[start]
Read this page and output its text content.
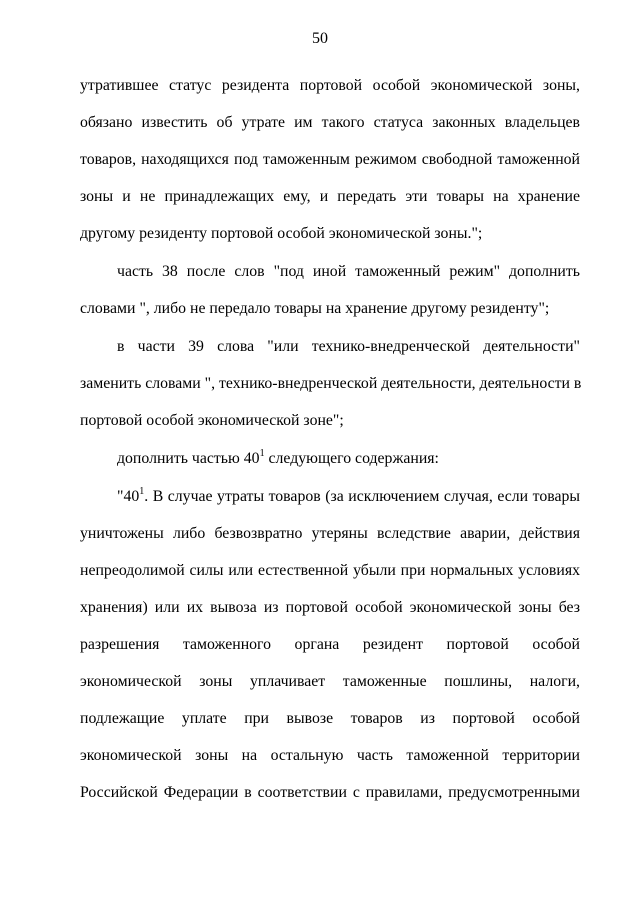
50
утратившее статус резидента портовой особой экономической зоны,
обязано известить об утрате им такого статуса законных владельцев
товаров, находящихся под таможенным режимом свободной таможенной
зоны и не принадлежащих ему, и передать эти товары на хранение
другому резиденту портовой особой экономической зоны.";
часть 38 после слов "под иной таможенный режим" дополнить
словами ", либо не передало товары на хранение другому резиденту";
в части 39 слова "или технико-внедренческой деятельности"
заменить словами ", технико-внедренческой деятельности, деятельности в
портовой особой экономической зоне";
дополнить частью $40^1$ следующего содержания:
"$40^1$. В случае утраты товаров (за исключением случая, если товары
уничтожены либо безвозвратно утеряны вследствие аварии, действия
непреодолимой силы или естественной убыли при нормальных условиях
хранения) или их вывоза из портовой особой экономической зоны без
разрешения таможенного органа резидент портовой особой
экономической зоны уплачивает таможенные пошлины, налоги,
подлежащие уплате при вывозе товаров из портовой особой
экономической зоны на остальную часть таможенной территории
Российской Федерации в соответствии с правилами, предусмотренными
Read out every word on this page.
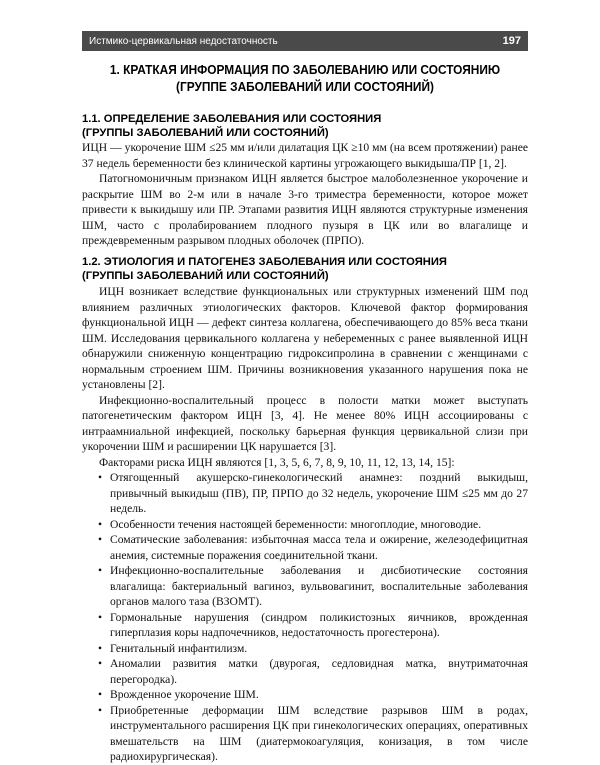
Истмико-цервикальная недостаточность	197
1. КРАТКАЯ ИНФОРМАЦИЯ ПО ЗАБОЛЕВАНИЮ ИЛИ СОСТОЯНИЮ
(ГРУППЕ ЗАБОЛЕВАНИЙ ИЛИ СОСТОЯНИЙ)
1.1. ОПРЕДЕЛЕНИЕ ЗАБОЛЕВАНИЯ ИЛИ СОСТОЯНИЯ
(ГРУППЫ ЗАБОЛЕВАНИЙ ИЛИ СОСТОЯНИЙ)

ИЦН — укорочение ШМ ≤25 мм и/или дилатация ЦК ≥10 мм (на всем протяжении) ранее 37 недель беременности без клинической картины угрожающего выкидыша/ПР [1, 2].

Патогномоничным признаком ИЦН является быстрое малоболезненное укорочение и раскрытие ШМ во 2-м или в начале 3-го триместра беременности, которое может привести к выкидышу или ПР. Этапами развития ИЦН являются структурные изменения ШМ, часто с пролабированием плодного пузыря в ЦК или во влагалище и преждевременным разрывом плодных оболочек (ПРПО).

1.2. ЭТИОЛОГИЯ И ПАТОГЕНЕЗ ЗАБОЛЕВАНИЯ ИЛИ СОСТОЯНИЯ
(ГРУППЫ ЗАБОЛЕВАНИЙ ИЛИ СОСТОЯНИЙ)

ИЦН возникает вследствие функциональных или структурных изменений ШМ под влиянием различных этиологических факторов. Ключевой фактор формирования функциональной ИЦН — дефект синтеза коллагена, обеспечивающего до 85% веса ткани ШМ. Исследования цервикального коллагена у небеременных с ранее выявленной ИЦН обнаружили сниженную концентрацию гидроксипролина в сравнении с женщинами с нормальным строением ШМ. Причины возникновения указанного нарушения пока не установлены [2].

Инфекционно-воспалительный процесс в полости матки может выступать патогенетическим фактором ИЦН [3, 4]. Не менее 80% ИЦН ассоциированы с интраамниальной инфекцией, поскольку барьерная функция цервикальной слизи при укорочении ШМ и расширении ЦК нарушается [3].

Факторами риска ИЦН являются [1, 3, 5, 6, 7, 8, 9, 10, 11, 12, 13, 14, 15]:

• Отягощенный акушерско-гинекологический анамнез: поздний выкидыш, привычный выкидыш (ПВ), ПР, ПРПО до 32 недель, укорочение ШМ ≤25 мм до 27 недель.
• Особенности течения настоящей беременности: многоплодие, многоводие.
• Соматические заболевания: избыточная масса тела и ожирение, железодефицитная анемия, системные поражения соединительной ткани.
• Инфекционно-воспалительные заболевания и дисбиотические состояния влагалища: бактериальный вагиноз, вульвовагинит, воспалительные заболевания органов малого таза (ВЗОМТ).
• Гормональные нарушения (синдром поликистозных яичников, врожденная гиперплазия коры надпочечников, недостаточность прогестерона).
• Генитальный инфантилизм.
• Аномалии развития матки (двурогая, седловидная матка, внутриматочная перегородка).
• Врожденное укорочение ШМ.
• Приобретенные деформации ШМ вследствие разрывов ШМ в родах, инструментального расширения ЦК при гинекологических операциях, оперативных вмешательств на ШМ (диатермокоагуляция, конизация, в том числе радиохирургическая).
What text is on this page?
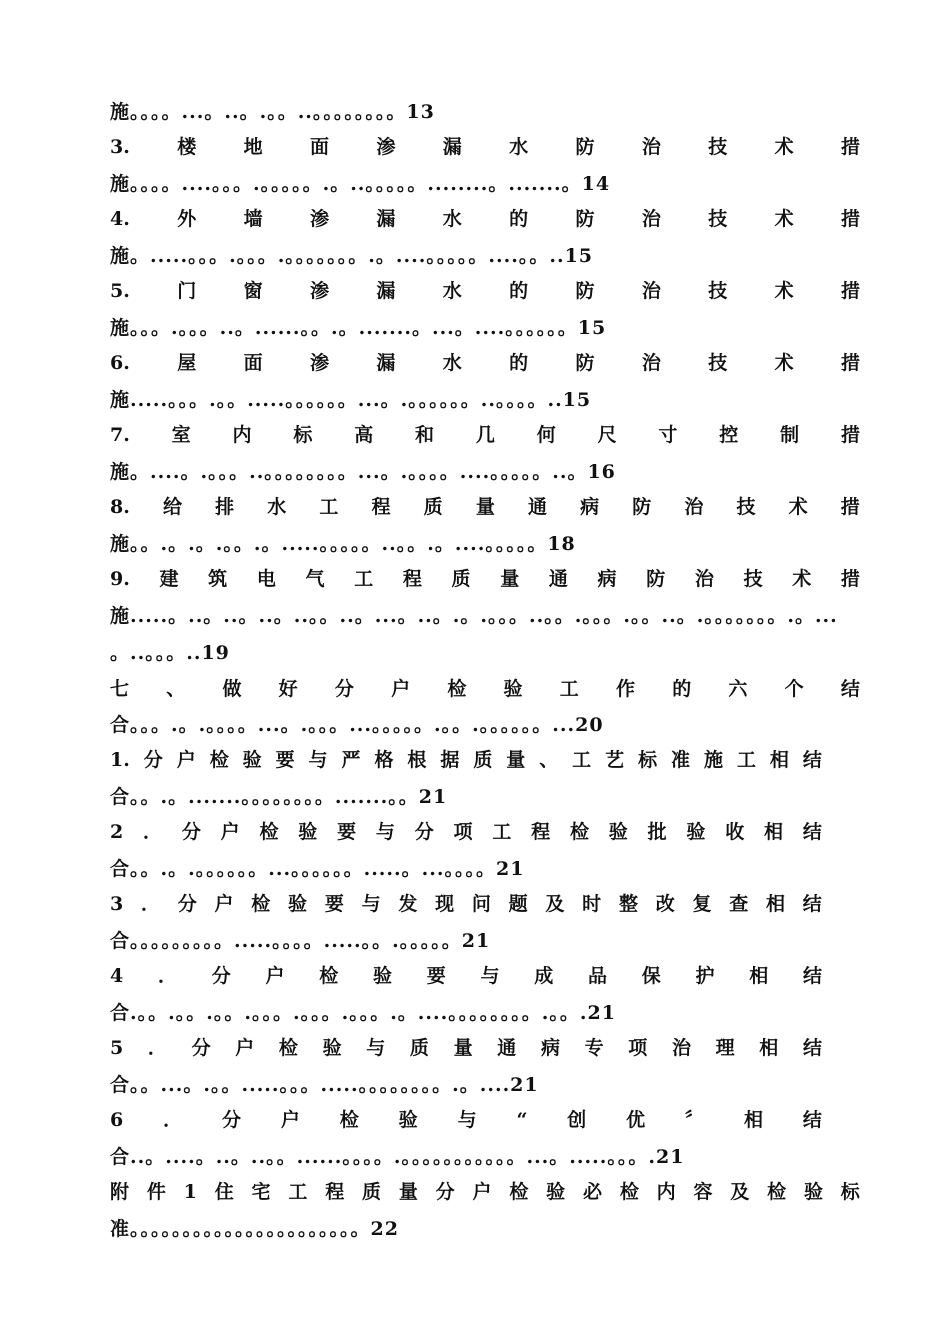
施。。。。...。..。.。。..。。。。。。。。13
3. 楼 地 面 渗 漏 水 防 治 技 术 措
施。。。。....。。。.。。。。。.。..。。。。。........。.......。14
4. 外 墙 渗 漏 水 的 防 治 技 术 措
施。.....。。。.。。。.。。。。。。。.。....。。。。。....。。..15
5. 门 窗 渗 漏 水 的 防 治 技 术 措
施。。。.。。。..。......。。.。.......。...。....。。。。。。15
6. 屋 面 渗 漏 水 的 防 治 技 术 措
施.....。。。.。。.....。。。。。。...。.。。。。。。..。。。。..15
7. 室 内 标 高 和 几 何 尺 寸 控 制 措
施。....。.。。。..。。。。。。。。...。.。。。。....。。。。。..。16
8. 给 排 水 工 程 质 量 通 病 防 治 技 术 措
施。。.。.。.。。.。.....。。。。。..。。.。....。。。。。18
9. 建 筑 电 气 工 程 质 量 通 病 防 治 技 术 措
施.....。..。..。..。..。。..。...。..。.。.。。。..。。.。。。.。。..。.。。。。。。。.。...
。..。。。..19
七 、 做 好 分 户 检 验 工 作 的 六 个 结
合。。。.。.。。。。...。.。。。...。。。。。.。。.。。。。。。...20
1. 分 户 检 验 要 与 严 格 根 据 质 量 、 工 艺 标 准 施 工 相 结
合。。.。.......。。。。。。。。.......。。21
2 ． 分 户 检 验 要 与 分 项 工 程 检 验 批 验 收 相 结
合。。.。.。。。。。。...。。。。。。.....。...。。。。21
3 ． 分 户 检 验 要 与 发 现 问 题 及 时 整 改 复 查 相 结
合。。。。。。。。。.....。。。。.....。。.。。。。。21
4 ． 分 户 检 验 要 与 成 品 保 护 相 结
合.。。.。。.。。.。。。.。。。.。。。.。....。。。。。。。。.。。.21
5 ． 分 户 检 验 与 质 量 通 病 专 项 治 理 相 结
合。。...。.。。.....。。。.....。。。。。。。。.。....21
6 ． 分 户 检 验 与 “ 创 优 〞 相 结
合..。....。..。..。。......。。。。.。。。。。。。。。。。...。.....。。。.21
附 件 1 住 宅 工 程 质 量 分 户 检 验 必 检 内 容 及 检 验 标
准。。。。。。。。。。。。。。。。。。。。。。22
[end]
§ **Objective**:
Exclude the pictures and transcribe all of the entries exactly.

§ **Response to this exercise**:
Read this page and output its text content.
50
утратившее статус резидента портовой особой экономической зоны,
обязано известить об утрате им такого статуса законных владельцев
товаров, находящихся под таможенным режимом свободной таможенной
зоны и не принадлежащих ему, и передать эти товары на хранение
другому резиденту портовой особой экономической зоны.";
часть 38 после слов "под иной таможенный режим" дополнить
словами ", либо не передало товары на хранение другому резиденту";
в части 39 слова "или технико-внедренческой деятельности"
заменить словами ", технико-внедренческой деятельности, деятельности в
портовой особой экономической зоне";
дополнить частью $40^1$ следующего содержания:
"$40^1$. В случае утраты товаров (за исключением случая, если товары
уничтожены либо безвозвратно утеряны вследствие аварии, действия
непреодолимой силы или естественной убыли при нормальных условиях
хранения) или их вывоза из портовой особой экономической зоны без
разрешения таможенного органа резидент портовой особой
экономической зоны уплачивает таможенные пошлины, налоги,
подлежащие уплате при вывозе товаров из портовой особой
экономической зоны на остальную часть таможенной территории
Российской Федерации в соответствии с правилами, предусмотренными
Read out every word on this page.
Истмико-цервикальная недостаточность	197
1. КРАТКАЯ ИНФОРМАЦИЯ ПО ЗАБОЛЕВАНИЮ ИЛИ СОСТОЯНИЮ
(ГРУППЕ ЗАБОЛЕВАНИЙ ИЛИ СОСТОЯНИЙ)
1.1. ОПРЕДЕЛЕНИЕ ЗАБОЛЕВАНИЯ ИЛИ СОСТОЯНИЯ
(ГРУППЫ ЗАБОЛЕВАНИЙ ИЛИ СОСТОЯНИЙ)

ИЦН — укорочение ШМ ≤25 мм и/или дилатация ЦК ≥10 мм (на всем протяжении) ранее 37 недель беременности без клинической картины угрожающего выкидыша/ПР [1, 2].

Патогномоничным признаком ИЦН является быстрое малоболезненное укорочение и раскрытие ШМ во 2-м или в начале 3-го триместра беременности, которое может привести к выкидышу или ПР. Этапами развития ИЦН являются структурные изменения ШМ, часто с пролабированием плодного пузыря в ЦК или во влагалище и преждевременным разрывом плодных оболочек (ПРПО).

1.2. ЭТИОЛОГИЯ И ПАТОГЕНЕЗ ЗАБОЛЕВАНИЯ ИЛИ СОСТОЯНИЯ
(ГРУППЫ ЗАБОЛЕВАНИЙ ИЛИ СОСТОЯНИЙ)

ИЦН возникает вследствие функциональных или структурных изменений ШМ под влиянием различных этиологических факторов. Ключевой фактор формирования функциональной ИЦН — дефект синтеза коллагена, обеспечивающего до 85% веса ткани ШМ. Исследования цервикального коллагена у небеременных с ранее выявленной ИЦН обнаружили сниженную концентрацию гидроксипролина в сравнении с женщинами с нормальным строением ШМ. Причины возникновения указанного нарушения пока не установлены [2].

Инфекционно-воспалительный процесс в полости матки может выступать патогенетическим фактором ИЦН [3, 4]. Не менее 80% ИЦН ассоциированы с интраамниальной инфекцией, поскольку барьерная функция цервикальной слизи при укорочении ШМ и расширении ЦК нарушается [3].

Факторами риска ИЦН являются [1, 3, 5, 6, 7, 8, 9, 10, 11, 12, 13, 14, 15]:

• Отягощенный акушерско-гинекологический анамнез: поздний выкидыш, привычный выкидыш (ПВ), ПР, ПРПО до 32 недель, укорочение ШМ ≤25 мм до 27 недель.
• Особенности течения настоящей беременности: многоплодие, многоводие.
• Соматические заболевания: избыточная масса тела и ожирение, железодефицитная анемия, системные поражения соединительной ткани.
• Инфекционно-воспалительные заболевания и дисбиотические состояния влагалища: бактериальный вагиноз, вульвовагинит, воспалительные заболевания органов малого таза (ВЗОМТ).
• Гормональные нарушения (синдром поликистозных яичников, врожденная гиперплазия коры надпочечников, недостаточность прогестерона).
• Генитальный инфантилизм.
• Аномалии развития матки (двурогая, седловидная матка, внутриматочная перегородка).
• Врожденное укорочение ШМ.
• Приобретенные деформации ШМ вследствие разрывов ШМ в родах, инструментального расширения ЦК при гинекологических операциях, оперативных вмешательств на ШМ (диатермокоагуляция, конизация, в том числе радиохирургическая).
What text is on this page?
施。。。。...。..。.。。..。。。。。。。。13
3. 楼 地 面 渗 漏 水 防 治 技 术 措
施。。。。....。。。.。。。。。.。..。。。。。........。.......。14
4. 外 墙 渗 漏 水 的 防 治 技 术 措
施。.....。。。.。。。.。。。。。。。.。....。。。。。....。。..15
5. 门 窗 渗 漏 水 的 防 治 技 术 措
施。。。.。。。..。......。。.。.......。...。....。。。。。。15
6. 屋 面 渗 漏 水 的 防 治 技 术 措
施.....。。。.。。.....。。。。。。...。.。。。。。。..。。。。..15
7. 室 内 标 高 和 几 何 尺 寸 控 制 措
施。....。.。。。..。。。。。。。。...。.。。。。....。。。。。..。16
8. 给 排 水 工 程 质 量 通 病 防 治 技 术 措
施。。.。.。.。。.。.....。。。。。..。。.。....。。。。。18
9. 建 筑 电 气 工 程 质 量 通 病 防 治 技 术 措
施.....。..。..。..。..。。..。...。..。.。.。。。..。。.。。。.。。..。.。。。。。。。.。...
。..。。。..19
七 、 做 好 分 户 检 验 工 作 的 六 个 结
合。。。.。.。。。。...。.。。。...。。。。。.。。.。。。。。。...20
1. 分 户 检 验 要 与 严 格 根 据 质 量 、 工 艺 标 准 施 工 相 结
合。。.。.......。。。。。。。。.......。。21
2 ． 分 户 检 验 要 与 分 项 工 程 检 验 批 验 收 相 结
合。。.。.。。。。。。...。。。。。。.....。...。。。。21
3 ． 分 户 检 验 要 与 发 现 问 题 及 时 整 改 复 查 相 结
合。。。。。。。。。.....。。。。.....。。.。。。。。21
4 ． 分 户 检 验 要 与 成 品 保 护 相 结
合.。。.。。.。。.。。。.。。。.。。。.。....。。。。。。。。.。。.21
5 ． 分 户 检 验 与 质 量 通 病 专 项 治 理 相 结
合。。...。.。。.....。。。.....。。。。。。。。.。....21
6 ． 分 户 检 验 与 “ 创 优 〞 相 结
合..。....。..。..。。......。。。。.。。。。。。。。。。。...。.....。。。.21
附 件 1 住 宅 工 程 质 量 分 户 检 验 必 检 内 容 及 检 验 标
准。。。。。。。。。。。。。。。。。。。。。。22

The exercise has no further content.